Exercise prompt:
Scan the listing below for the word "ELEGS" and state how many lines hold it. Write nothing but the number.

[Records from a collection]
>>>>>
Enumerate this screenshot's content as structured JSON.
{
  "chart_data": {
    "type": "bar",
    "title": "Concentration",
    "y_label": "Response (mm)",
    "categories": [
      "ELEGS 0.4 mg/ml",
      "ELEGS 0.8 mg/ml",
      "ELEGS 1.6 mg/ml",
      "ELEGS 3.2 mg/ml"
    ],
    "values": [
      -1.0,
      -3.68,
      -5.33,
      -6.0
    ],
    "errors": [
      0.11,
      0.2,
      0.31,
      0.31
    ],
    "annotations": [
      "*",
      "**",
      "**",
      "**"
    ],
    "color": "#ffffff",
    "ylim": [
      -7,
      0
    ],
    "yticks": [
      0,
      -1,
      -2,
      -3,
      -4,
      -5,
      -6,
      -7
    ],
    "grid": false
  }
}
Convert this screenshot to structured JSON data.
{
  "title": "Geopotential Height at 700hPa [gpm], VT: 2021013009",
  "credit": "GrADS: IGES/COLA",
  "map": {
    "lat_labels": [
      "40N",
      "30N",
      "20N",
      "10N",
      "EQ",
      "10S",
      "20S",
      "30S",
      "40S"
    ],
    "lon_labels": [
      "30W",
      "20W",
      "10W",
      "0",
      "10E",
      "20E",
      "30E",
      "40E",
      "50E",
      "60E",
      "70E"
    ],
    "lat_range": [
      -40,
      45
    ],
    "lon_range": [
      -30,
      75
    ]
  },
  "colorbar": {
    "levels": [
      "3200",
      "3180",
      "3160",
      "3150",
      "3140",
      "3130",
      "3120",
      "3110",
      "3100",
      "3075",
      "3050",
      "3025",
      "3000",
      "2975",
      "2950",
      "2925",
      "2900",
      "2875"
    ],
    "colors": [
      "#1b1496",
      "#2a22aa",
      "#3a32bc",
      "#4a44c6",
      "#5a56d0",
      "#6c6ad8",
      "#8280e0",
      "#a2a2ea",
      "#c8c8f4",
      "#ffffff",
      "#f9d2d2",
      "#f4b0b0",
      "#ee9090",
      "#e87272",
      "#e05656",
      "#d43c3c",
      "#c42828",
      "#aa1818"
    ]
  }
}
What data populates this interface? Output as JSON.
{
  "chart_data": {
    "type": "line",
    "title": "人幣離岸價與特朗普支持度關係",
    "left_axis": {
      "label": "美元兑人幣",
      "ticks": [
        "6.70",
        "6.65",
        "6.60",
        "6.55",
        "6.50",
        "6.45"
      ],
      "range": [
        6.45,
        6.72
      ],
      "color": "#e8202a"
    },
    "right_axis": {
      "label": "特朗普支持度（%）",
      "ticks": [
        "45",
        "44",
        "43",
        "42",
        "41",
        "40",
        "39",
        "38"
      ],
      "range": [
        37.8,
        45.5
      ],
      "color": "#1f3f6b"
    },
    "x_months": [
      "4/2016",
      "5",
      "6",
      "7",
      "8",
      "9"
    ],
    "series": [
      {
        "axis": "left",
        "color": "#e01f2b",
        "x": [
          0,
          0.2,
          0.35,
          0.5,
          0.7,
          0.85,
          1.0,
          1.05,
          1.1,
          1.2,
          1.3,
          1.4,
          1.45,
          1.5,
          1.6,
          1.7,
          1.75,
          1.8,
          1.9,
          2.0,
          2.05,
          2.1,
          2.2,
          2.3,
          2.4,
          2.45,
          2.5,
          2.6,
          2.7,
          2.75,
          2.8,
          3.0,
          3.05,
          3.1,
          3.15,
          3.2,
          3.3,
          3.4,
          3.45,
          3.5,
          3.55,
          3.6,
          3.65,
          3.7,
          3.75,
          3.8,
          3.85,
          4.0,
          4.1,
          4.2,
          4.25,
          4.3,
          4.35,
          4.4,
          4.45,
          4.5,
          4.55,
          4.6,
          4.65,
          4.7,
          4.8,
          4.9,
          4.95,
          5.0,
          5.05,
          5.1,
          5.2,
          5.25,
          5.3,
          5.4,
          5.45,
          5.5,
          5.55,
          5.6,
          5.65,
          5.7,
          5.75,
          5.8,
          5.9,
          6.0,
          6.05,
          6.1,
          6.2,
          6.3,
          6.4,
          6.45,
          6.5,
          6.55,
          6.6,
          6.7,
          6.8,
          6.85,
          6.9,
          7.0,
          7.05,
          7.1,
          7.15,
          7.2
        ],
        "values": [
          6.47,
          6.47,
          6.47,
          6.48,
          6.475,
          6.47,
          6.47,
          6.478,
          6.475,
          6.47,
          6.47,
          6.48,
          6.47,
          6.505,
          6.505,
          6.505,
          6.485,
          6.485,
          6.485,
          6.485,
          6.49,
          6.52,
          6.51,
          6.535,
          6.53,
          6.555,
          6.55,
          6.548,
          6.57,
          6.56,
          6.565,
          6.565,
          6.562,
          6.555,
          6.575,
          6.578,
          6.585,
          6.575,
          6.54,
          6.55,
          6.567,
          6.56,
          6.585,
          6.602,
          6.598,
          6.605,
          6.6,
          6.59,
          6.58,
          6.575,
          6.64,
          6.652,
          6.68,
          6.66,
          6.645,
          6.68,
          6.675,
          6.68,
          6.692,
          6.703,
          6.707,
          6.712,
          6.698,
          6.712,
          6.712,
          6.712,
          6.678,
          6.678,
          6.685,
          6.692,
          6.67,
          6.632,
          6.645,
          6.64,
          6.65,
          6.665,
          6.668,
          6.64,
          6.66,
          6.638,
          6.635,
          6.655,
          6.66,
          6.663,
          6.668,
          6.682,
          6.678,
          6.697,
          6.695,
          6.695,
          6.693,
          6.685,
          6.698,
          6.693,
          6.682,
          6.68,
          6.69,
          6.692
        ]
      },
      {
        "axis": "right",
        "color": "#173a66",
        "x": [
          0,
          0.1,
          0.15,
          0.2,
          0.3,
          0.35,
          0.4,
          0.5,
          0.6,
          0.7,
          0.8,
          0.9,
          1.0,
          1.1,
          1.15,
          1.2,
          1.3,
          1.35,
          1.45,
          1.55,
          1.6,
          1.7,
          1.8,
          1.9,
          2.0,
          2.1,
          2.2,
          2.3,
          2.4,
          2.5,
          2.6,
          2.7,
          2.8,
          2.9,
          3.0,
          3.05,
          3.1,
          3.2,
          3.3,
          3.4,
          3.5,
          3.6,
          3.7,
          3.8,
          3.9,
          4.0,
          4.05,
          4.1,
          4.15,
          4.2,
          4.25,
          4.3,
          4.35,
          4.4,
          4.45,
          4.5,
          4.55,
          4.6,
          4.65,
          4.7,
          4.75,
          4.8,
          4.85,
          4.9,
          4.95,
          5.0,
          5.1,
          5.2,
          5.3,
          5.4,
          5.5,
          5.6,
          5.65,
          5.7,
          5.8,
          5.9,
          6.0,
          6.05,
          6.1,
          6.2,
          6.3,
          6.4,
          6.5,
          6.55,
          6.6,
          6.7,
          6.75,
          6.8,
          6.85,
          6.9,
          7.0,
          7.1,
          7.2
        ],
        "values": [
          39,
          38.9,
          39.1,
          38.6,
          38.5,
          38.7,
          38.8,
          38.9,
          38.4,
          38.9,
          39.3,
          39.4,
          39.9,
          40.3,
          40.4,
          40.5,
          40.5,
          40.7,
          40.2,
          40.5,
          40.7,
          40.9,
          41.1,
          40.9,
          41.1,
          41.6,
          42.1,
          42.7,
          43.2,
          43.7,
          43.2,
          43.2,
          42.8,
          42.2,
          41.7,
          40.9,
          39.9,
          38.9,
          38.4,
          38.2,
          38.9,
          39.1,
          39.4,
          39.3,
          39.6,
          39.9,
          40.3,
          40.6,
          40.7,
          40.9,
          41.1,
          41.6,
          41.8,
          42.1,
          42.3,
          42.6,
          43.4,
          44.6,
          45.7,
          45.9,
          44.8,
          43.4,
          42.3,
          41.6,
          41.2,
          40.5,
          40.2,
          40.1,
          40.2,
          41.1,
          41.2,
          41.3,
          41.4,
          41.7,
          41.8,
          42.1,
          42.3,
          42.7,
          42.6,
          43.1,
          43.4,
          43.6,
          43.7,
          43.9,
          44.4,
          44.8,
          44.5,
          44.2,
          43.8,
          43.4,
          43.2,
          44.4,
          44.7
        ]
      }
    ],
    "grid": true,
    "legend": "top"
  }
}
<<<<<
Worked solution:
4